→ Record list:
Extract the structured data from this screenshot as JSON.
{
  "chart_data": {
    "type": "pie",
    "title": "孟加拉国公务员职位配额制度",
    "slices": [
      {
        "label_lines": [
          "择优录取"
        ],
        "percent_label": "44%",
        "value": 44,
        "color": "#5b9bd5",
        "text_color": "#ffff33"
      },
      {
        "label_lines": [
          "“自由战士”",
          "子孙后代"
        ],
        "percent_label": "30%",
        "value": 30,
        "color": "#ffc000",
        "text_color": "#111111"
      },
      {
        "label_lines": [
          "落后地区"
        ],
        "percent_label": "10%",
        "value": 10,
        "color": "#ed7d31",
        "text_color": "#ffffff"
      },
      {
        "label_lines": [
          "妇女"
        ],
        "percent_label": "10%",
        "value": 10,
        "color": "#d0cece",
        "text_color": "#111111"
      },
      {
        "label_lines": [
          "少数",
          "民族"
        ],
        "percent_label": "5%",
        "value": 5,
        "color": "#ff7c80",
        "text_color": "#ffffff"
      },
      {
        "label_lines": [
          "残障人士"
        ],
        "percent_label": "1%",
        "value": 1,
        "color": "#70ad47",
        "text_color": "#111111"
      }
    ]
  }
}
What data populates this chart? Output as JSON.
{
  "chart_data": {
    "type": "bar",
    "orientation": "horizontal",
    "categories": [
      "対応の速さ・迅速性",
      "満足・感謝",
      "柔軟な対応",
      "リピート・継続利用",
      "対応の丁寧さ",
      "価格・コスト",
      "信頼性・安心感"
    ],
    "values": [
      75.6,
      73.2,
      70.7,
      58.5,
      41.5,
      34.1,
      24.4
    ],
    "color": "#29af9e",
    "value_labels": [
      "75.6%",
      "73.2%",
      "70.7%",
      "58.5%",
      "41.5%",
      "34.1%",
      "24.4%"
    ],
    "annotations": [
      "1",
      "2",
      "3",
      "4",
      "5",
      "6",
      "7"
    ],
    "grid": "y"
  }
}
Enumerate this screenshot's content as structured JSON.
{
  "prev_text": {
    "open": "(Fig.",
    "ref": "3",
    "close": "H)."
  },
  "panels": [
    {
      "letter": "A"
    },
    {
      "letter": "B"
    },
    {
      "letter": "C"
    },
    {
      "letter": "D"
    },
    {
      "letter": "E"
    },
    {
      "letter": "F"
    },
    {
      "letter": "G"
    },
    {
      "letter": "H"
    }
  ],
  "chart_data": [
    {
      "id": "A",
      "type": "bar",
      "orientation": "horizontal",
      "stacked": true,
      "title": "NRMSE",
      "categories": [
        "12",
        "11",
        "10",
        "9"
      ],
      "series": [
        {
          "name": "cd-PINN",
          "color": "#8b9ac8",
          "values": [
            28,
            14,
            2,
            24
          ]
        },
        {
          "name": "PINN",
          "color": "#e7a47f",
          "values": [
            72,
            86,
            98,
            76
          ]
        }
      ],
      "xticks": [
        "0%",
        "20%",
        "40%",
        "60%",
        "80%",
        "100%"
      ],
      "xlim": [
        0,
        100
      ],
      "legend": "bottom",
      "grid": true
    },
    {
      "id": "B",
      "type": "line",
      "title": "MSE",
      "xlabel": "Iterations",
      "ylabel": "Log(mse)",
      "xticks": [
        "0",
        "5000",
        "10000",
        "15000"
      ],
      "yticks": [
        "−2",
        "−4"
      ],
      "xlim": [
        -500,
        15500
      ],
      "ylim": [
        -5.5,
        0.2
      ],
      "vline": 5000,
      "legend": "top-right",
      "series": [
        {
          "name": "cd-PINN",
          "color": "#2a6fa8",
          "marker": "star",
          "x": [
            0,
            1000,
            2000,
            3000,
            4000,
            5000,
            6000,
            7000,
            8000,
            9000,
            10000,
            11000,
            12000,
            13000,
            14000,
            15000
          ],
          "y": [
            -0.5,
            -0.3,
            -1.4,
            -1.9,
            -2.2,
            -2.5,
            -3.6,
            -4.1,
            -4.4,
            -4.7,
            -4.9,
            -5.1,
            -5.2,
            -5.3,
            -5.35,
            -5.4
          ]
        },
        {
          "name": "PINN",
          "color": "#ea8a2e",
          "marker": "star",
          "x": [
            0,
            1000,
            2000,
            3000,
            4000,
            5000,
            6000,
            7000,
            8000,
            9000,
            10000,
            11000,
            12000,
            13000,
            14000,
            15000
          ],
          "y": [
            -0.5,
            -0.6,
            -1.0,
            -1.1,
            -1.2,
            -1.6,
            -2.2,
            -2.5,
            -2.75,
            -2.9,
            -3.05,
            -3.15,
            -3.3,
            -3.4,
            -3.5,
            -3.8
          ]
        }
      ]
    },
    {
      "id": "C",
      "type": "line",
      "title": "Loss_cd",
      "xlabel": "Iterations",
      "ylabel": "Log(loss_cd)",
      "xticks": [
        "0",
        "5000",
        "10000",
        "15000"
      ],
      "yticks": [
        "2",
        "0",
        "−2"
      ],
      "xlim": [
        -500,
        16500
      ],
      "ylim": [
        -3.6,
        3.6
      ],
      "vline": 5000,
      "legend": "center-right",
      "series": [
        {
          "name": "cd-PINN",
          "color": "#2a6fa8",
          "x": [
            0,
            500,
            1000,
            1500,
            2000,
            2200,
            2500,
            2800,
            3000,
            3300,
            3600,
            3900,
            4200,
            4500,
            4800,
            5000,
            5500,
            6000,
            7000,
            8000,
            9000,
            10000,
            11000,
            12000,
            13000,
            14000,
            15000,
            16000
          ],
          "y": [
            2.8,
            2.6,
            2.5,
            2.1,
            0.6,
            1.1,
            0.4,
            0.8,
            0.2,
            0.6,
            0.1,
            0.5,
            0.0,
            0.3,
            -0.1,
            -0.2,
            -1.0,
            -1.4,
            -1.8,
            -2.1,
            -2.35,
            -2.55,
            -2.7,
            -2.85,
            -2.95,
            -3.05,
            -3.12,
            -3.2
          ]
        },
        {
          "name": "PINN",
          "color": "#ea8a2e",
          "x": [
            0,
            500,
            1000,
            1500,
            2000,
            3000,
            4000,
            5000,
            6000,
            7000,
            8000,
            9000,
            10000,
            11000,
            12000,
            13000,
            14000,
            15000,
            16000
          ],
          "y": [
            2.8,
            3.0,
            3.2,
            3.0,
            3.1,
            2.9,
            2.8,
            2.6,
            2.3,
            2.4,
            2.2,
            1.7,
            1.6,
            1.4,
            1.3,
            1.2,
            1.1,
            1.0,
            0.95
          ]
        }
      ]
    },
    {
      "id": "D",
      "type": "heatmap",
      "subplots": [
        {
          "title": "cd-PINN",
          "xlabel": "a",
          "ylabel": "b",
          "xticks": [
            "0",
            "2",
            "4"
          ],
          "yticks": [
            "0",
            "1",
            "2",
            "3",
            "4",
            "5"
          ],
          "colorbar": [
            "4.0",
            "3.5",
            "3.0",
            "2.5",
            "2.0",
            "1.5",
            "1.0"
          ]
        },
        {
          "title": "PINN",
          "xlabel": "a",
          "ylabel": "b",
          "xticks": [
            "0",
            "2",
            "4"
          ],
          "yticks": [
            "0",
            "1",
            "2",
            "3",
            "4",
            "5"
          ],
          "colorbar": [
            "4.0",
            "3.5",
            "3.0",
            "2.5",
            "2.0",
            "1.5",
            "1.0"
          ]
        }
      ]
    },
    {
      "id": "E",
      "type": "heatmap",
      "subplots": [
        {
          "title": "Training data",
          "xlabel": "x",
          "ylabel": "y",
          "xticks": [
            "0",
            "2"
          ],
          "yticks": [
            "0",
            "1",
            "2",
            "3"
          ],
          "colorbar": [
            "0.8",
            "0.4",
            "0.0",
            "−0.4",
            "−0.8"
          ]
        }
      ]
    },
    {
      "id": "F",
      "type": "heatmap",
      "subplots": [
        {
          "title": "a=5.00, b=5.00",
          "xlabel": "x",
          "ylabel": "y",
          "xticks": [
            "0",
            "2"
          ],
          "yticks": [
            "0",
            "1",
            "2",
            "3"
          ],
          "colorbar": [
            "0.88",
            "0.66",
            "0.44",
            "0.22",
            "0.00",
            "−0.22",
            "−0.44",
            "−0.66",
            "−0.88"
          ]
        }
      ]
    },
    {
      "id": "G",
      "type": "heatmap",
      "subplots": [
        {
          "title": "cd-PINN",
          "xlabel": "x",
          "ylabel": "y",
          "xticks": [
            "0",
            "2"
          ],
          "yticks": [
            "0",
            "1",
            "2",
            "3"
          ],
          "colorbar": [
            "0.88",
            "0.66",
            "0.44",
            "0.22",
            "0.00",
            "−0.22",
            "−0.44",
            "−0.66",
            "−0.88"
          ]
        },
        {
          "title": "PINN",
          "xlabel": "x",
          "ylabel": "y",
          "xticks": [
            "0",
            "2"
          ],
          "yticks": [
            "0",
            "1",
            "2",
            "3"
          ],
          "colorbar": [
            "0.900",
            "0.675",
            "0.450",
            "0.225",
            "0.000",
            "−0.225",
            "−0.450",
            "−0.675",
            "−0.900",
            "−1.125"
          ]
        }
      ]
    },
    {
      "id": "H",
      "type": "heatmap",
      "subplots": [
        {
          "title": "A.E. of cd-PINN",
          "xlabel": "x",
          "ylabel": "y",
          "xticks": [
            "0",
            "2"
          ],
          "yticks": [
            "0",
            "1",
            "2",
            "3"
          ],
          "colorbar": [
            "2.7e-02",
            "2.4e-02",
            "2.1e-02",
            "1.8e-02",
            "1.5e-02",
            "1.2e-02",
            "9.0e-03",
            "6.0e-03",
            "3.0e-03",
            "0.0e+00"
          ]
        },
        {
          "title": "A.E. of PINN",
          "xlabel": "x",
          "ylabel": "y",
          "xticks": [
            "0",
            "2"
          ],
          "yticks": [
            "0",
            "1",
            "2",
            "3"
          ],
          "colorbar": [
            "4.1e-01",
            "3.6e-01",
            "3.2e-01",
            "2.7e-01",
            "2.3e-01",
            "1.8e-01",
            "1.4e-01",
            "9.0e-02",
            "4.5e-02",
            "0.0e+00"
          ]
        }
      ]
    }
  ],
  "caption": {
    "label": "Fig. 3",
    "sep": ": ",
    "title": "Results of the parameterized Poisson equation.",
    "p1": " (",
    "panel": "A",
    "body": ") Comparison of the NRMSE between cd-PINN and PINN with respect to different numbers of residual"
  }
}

→ Set problem:
Check each line of the entries for the string "screenshot". Copy the lines that have it.

→ Task solution:
Extract the structured data from this screenshot as JSON.
Enumerate this screenshot's content as structured JSON.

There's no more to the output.